WRITTEN INSTRUCTION
Without including any pictures, write out the listing below exactly.

RECORDS

☆ ☆ ☆

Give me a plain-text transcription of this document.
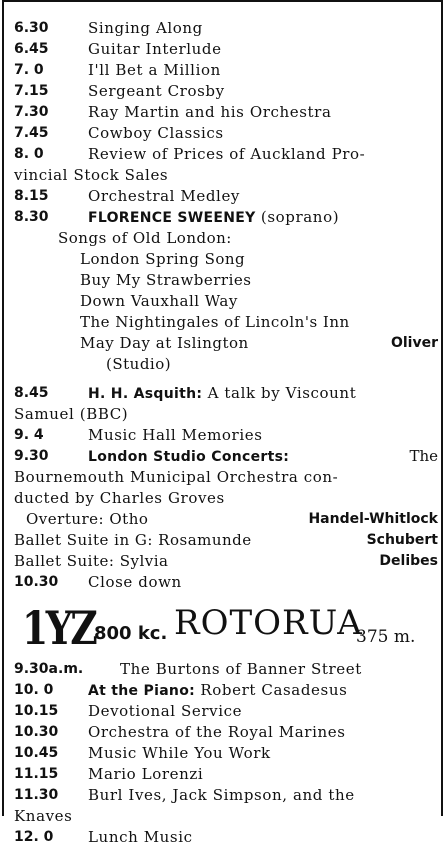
6.30	Singing Along
6.45	Guitar Interlude
7. 0	I'll Bet a Million
7.15	Sergeant Crosby
7.30	Ray Martin and his Orchestra
7.45	Cowboy Classics
8. 0	Review of Prices of Auckland Pro-
vincial Stock Sales
8.15	Orchestral Medley
8.30	FLORENCE SWEENEY (soprano)
Songs of Old London:
London Spring Song
Buy My Strawberries
Down Vauxhall Way
The Nightingales of Lincoln's Inn
May Day at Islington	Oliver
(Studio)
8.45	H. H. Asquith: A talk by Viscount
Samuel (BBC)
9. 4	Music Hall Memories
9.30	London Studio Concerts:	The
Bournemouth Municipal Orchestra con-
ducted by Charles Groves
Overture: Otho	Handel-Whitlock
Ballet Suite in G: Rosamunde	Schubert
Ballet Suite: Sylvia	Delibes
10.30 Close down
1YZ
800 kc. ROTORUA
375 m.
9.30a.m. The Burtons of Banner Street
10. 0 At the Piano: Robert Casadesus
10.15 Devotional Service
10.30 Orchestra of the Royal Marines
10.45 Music While You Work
11.15 Mario Lorenzi
11.30 Burl Ives, Jack Simpson, and the
Knaves
12. 0 Lunch Music
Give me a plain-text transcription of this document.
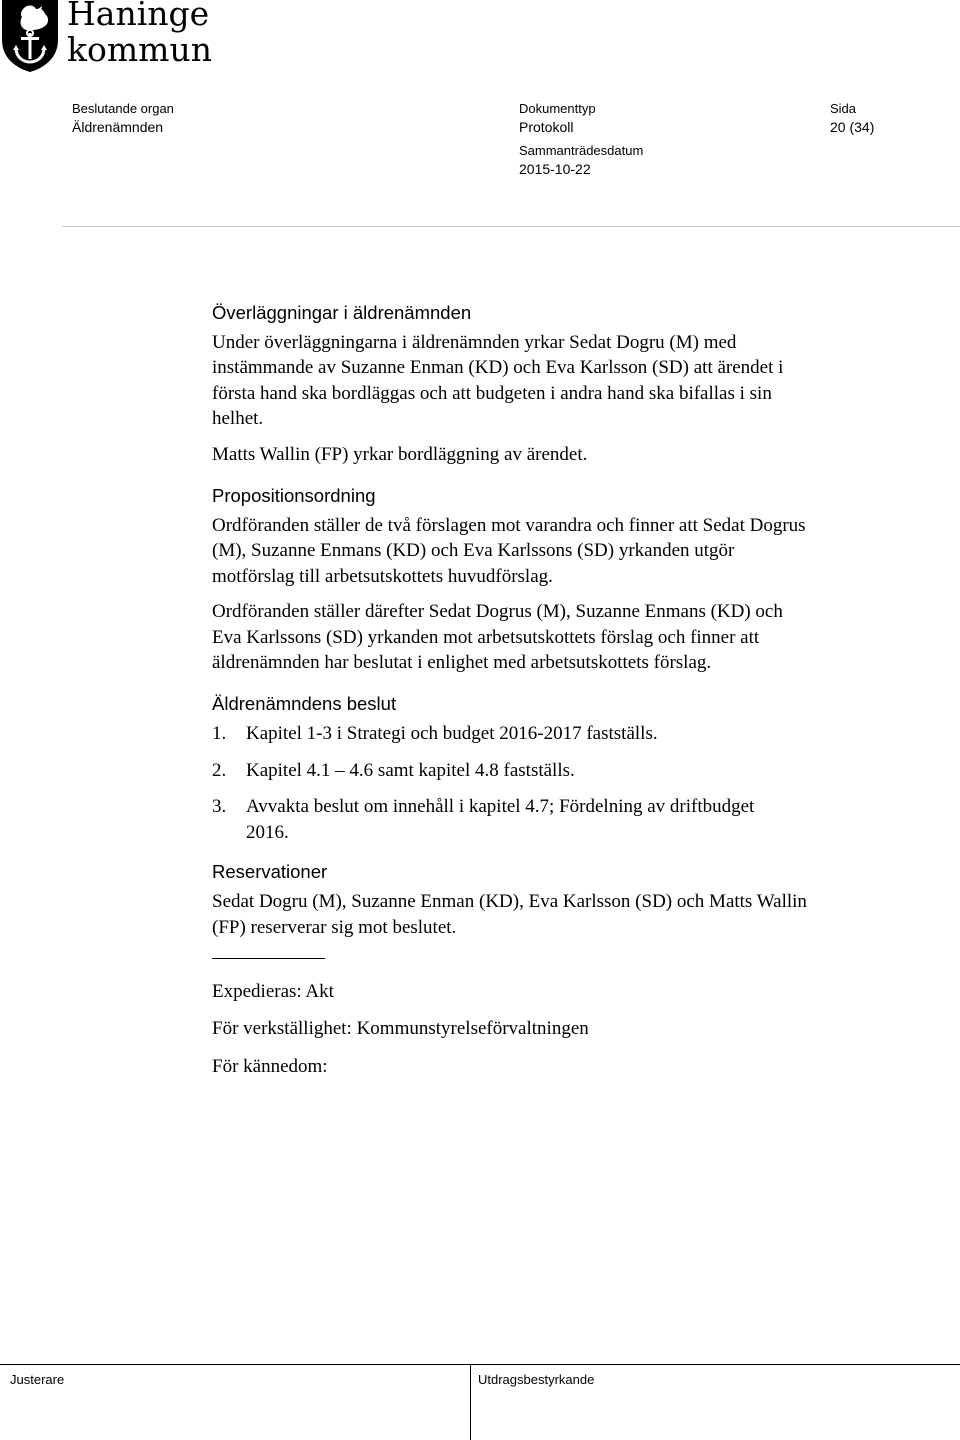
Haninge
kommun
Beslutande organ
Äldrenämnden
Dokumenttyp
Protokoll
Sammanträdesdatum
2015-10-22
Sida
20 (34)
Överläggningar i äldrenämnden

Under överläggningarna i äldrenämnden yrkar Sedat Dogru (M) med instämmande av Suzanne Enman (KD) och Eva Karlsson (SD) att ärendet i första hand ska bordläggas och att budgeten i andra hand ska bifallas i sin helhet.

Matts Wallin (FP) yrkar bordläggning av ärendet.

Propositionsordning

Ordföranden ställer de två förslagen mot varandra och finner att Sedat Dogrus (M), Suzanne Enmans (KD) och Eva Karlssons (SD) yrkanden utgör motförslag till arbetsutskottets huvudförslag.

Ordföranden ställer därefter Sedat Dogrus (M), Suzanne Enmans (KD) och Eva Karlssons (SD) yrkanden mot arbetsutskottets förslag och finner att äldrenämnden har beslutat i enlighet med arbetsutskottets förslag.

Äldrenämndens beslut
1.	Kapitel 1-3 i Strategi och budget 2016-2017 fastställs.
2.	Kapitel 4.1 – 4.6 samt kapitel 4.8 fastställs.
3.	Avvakta beslut om innehåll i kapitel 4.7; Fördelning av driftbudget 2016.
Reservationer

Sedat Dogru (M), Suzanne Enman (KD), Eva Karlsson (SD) och Matts Wallin (FP) reserverar sig mot beslutet.

Expedieras: Akt

För verkställighet: Kommunstyrelseförvaltningen

För kännedom:

Justerare	Utdragsbestyrkande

☆ ☆ ☆

EXERCISE ANSWER
Give me a plain-text transcription of this document.
6.30	Singing Along
6.45	Guitar Interlude
7. 0	I'll Bet a Million
7.15	Sergeant Crosby
7.30	Ray Martin and his Orchestra
7.45	Cowboy Classics
8. 0	Review of Prices of Auckland Pro-
vincial Stock Sales
8.15	Orchestral Medley
8.30	FLORENCE SWEENEY (soprano)
Songs of Old London:
London Spring Song
Buy My Strawberries
Down Vauxhall Way
The Nightingales of Lincoln's Inn
May Day at Islington	Oliver
(Studio)
8.45	H. H. Asquith: A talk by Viscount
Samuel (BBC)
9. 4	Music Hall Memories
9.30	London Studio Concerts:	The
Bournemouth Municipal Orchestra con-
ducted by Charles Groves
Overture: Otho	Handel-Whitlock
Ballet Suite in G: Rosamunde	Schubert
Ballet Suite: Sylvia	Delibes
10.30 Close down
1YZ
800 kc. ROTORUA
375 m.
9.30a.m. The Burtons of Banner Street
10. 0 At the Piano: Robert Casadesus
10.15 Devotional Service
10.30 Orchestra of the Royal Marines
10.45 Music While You Work
11.15 Mario Lorenzi
11.30 Burl Ives, Jack Simpson, and the
Knaves
12. 0 Lunch Music
Give me a plain-text transcription of this document.
Haninge
kommun
Beslutande organ
Äldrenämnden
Dokumenttyp
Protokoll
Sammanträdesdatum
2015-10-22
Sida
20 (34)
Överläggningar i äldrenämnden

Under överläggningarna i äldrenämnden yrkar Sedat Dogru (M) med instämmande av Suzanne Enman (KD) och Eva Karlsson (SD) att ärendet i första hand ska bordläggas och att budgeten i andra hand ska bifallas i sin helhet.

Matts Wallin (FP) yrkar bordläggning av ärendet.

Propositionsordning

Ordföranden ställer de två förslagen mot varandra och finner att Sedat Dogrus (M), Suzanne Enmans (KD) och Eva Karlssons (SD) yrkanden utgör motförslag till arbetsutskottets huvudförslag.

Ordföranden ställer därefter Sedat Dogrus (M), Suzanne Enmans (KD) och Eva Karlssons (SD) yrkanden mot arbetsutskottets förslag och finner att äldrenämnden har beslutat i enlighet med arbetsutskottets förslag.

Äldrenämndens beslut
1.	Kapitel 1-3 i Strategi och budget 2016-2017 fastställs.
2.	Kapitel 4.1 – 4.6 samt kapitel 4.8 fastställs.
3.	Avvakta beslut om innehåll i kapitel 4.7; Fördelning av driftbudget 2016.
Reservationer

Sedat Dogru (M), Suzanne Enman (KD), Eva Karlsson (SD) och Matts Wallin (FP) reserverar sig mot beslutet.

Expedieras: Akt

För verkställighet: Kommunstyrelseförvaltningen

För kännedom:

Justerare	Utdragsbestyrkande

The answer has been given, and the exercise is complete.